Extracts from a graphics dataset:
================================

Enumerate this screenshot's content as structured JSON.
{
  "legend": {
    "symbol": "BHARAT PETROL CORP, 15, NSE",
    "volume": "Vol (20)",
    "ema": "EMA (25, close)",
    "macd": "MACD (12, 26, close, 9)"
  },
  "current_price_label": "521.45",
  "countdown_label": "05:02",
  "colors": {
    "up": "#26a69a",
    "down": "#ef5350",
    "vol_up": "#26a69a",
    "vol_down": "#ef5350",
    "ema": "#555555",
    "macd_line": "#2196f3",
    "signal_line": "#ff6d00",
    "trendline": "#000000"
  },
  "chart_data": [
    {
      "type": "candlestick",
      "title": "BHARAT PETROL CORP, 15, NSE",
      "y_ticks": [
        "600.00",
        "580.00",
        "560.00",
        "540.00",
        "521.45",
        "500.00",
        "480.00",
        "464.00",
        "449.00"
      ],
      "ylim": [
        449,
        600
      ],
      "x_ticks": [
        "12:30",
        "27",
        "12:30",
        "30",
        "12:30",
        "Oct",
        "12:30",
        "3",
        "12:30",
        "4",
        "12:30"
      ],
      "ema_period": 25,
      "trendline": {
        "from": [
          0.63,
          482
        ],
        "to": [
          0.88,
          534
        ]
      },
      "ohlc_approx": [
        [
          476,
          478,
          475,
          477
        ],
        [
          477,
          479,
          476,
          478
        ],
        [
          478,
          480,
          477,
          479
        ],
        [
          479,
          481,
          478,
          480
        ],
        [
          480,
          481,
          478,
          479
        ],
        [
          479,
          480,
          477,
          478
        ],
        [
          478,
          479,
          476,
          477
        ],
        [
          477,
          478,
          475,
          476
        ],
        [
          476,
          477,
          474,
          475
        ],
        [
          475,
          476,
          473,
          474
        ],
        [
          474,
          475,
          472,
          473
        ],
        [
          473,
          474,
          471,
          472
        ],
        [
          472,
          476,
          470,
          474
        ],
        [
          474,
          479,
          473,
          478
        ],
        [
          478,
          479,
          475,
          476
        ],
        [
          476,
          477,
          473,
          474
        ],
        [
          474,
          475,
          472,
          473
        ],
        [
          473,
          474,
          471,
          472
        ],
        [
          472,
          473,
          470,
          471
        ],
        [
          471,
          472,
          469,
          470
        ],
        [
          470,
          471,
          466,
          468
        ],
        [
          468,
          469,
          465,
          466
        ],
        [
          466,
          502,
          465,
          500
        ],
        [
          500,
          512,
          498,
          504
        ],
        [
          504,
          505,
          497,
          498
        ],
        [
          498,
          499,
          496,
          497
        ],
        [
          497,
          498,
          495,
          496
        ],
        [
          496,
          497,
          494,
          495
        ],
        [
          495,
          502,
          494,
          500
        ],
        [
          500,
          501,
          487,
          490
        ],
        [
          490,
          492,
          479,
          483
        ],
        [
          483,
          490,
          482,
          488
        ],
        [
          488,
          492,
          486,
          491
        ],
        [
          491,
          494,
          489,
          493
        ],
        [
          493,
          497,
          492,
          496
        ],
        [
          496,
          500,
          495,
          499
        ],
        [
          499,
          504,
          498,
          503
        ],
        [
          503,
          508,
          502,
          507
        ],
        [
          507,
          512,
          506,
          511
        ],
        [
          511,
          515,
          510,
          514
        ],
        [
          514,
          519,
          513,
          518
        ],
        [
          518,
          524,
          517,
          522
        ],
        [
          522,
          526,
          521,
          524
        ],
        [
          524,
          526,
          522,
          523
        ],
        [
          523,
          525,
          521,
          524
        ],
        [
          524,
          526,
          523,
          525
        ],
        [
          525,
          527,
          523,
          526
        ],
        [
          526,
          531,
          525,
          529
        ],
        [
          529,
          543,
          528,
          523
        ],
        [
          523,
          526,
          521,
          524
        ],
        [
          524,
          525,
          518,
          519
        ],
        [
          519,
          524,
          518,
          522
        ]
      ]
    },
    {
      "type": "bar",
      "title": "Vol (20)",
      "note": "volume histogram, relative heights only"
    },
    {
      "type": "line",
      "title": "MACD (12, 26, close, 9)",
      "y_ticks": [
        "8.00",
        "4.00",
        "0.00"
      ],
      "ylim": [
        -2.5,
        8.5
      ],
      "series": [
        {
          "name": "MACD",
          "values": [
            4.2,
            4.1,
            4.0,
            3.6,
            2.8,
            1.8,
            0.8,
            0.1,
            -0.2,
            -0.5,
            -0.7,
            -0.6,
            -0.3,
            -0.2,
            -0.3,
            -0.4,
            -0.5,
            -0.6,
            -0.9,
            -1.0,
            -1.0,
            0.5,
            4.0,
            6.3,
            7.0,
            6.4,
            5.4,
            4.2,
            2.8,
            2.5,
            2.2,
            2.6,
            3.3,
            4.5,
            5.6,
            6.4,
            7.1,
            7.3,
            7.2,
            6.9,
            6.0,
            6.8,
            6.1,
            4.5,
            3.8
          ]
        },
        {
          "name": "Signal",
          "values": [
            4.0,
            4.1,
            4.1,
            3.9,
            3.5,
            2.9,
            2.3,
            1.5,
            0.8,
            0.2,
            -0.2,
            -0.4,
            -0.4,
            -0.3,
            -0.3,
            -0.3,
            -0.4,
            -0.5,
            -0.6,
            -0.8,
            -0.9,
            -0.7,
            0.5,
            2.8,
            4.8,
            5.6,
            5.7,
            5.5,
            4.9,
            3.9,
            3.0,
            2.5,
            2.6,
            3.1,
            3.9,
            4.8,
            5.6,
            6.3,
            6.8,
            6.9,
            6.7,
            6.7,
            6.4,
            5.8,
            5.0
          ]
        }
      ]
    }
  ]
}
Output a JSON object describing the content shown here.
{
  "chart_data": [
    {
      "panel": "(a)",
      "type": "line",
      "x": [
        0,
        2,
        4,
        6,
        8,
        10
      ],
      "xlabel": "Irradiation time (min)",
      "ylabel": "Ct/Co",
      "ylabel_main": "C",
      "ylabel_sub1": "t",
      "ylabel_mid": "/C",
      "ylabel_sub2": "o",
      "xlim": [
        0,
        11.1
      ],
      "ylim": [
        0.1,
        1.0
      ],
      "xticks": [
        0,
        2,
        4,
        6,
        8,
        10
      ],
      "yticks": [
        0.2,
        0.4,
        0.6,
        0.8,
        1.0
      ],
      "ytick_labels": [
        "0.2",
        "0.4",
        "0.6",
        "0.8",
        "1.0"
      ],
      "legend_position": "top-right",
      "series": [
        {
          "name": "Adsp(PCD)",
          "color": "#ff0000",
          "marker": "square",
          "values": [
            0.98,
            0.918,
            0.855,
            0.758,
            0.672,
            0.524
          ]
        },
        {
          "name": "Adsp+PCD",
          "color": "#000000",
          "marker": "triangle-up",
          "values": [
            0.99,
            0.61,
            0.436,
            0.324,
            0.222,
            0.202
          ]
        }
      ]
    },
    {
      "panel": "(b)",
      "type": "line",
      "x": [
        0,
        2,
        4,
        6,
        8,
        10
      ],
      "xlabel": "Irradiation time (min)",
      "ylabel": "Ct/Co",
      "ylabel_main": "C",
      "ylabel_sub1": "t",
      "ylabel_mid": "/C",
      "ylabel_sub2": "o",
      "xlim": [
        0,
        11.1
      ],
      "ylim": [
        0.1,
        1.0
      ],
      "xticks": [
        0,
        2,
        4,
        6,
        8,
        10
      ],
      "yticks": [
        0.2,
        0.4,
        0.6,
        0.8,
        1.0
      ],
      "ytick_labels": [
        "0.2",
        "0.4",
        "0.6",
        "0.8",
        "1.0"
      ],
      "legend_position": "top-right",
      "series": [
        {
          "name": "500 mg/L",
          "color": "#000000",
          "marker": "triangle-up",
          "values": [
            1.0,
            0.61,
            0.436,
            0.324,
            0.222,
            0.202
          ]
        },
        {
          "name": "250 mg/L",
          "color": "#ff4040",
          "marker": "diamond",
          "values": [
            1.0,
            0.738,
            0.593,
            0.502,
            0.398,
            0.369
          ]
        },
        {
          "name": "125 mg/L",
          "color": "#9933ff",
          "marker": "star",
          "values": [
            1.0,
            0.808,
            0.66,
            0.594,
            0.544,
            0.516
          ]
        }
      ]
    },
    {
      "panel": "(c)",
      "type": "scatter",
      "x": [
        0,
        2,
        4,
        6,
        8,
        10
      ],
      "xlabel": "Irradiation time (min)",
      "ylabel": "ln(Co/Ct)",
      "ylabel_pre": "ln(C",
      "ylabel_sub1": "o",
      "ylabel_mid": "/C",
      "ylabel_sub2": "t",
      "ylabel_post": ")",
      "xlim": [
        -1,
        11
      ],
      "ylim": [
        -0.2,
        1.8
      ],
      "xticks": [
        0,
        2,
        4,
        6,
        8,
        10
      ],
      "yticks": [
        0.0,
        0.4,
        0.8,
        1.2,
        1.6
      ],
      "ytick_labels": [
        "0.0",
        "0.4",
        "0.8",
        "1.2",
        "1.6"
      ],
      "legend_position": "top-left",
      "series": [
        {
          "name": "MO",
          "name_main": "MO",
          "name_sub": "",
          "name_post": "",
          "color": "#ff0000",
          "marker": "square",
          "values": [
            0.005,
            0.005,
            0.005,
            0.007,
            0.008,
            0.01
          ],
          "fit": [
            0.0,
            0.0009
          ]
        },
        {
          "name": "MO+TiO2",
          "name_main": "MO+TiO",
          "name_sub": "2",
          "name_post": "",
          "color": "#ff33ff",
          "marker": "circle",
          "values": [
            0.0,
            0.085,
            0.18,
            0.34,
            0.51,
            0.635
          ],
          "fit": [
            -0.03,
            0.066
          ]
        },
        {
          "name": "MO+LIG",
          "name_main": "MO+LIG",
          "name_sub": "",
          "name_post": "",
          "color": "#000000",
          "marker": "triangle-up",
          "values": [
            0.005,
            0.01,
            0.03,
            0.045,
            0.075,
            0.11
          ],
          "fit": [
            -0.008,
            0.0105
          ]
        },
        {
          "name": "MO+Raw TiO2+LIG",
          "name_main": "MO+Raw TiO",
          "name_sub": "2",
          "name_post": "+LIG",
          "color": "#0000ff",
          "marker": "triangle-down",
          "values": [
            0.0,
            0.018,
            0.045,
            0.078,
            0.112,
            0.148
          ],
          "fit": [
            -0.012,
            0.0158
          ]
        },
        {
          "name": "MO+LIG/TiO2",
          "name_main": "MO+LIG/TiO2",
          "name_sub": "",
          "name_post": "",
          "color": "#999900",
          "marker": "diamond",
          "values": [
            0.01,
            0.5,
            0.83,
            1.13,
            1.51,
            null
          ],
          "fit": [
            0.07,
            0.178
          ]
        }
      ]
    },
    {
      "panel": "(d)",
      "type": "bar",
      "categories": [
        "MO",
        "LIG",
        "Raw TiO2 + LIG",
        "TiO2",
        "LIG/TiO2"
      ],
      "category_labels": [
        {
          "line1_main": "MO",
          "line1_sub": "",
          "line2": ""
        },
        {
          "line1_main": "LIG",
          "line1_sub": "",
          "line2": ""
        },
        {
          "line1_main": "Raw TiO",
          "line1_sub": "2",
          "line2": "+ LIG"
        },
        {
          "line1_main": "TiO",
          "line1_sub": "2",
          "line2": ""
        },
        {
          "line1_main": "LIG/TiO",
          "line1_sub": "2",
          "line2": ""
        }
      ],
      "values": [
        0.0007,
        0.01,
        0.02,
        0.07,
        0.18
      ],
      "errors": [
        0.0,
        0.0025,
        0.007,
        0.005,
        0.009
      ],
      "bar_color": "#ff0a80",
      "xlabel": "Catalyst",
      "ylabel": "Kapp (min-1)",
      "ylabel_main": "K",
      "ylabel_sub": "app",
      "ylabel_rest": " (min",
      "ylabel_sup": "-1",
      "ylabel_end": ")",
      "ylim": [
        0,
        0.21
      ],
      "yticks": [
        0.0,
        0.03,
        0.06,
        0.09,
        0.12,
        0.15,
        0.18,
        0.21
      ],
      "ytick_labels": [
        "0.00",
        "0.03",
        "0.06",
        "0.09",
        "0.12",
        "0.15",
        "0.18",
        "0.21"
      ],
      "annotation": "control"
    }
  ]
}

================================

YOUR INSTRUCTIONS.
What is the number of lines containing "close"? Give that number only.

SOLVED PROBLEM.
3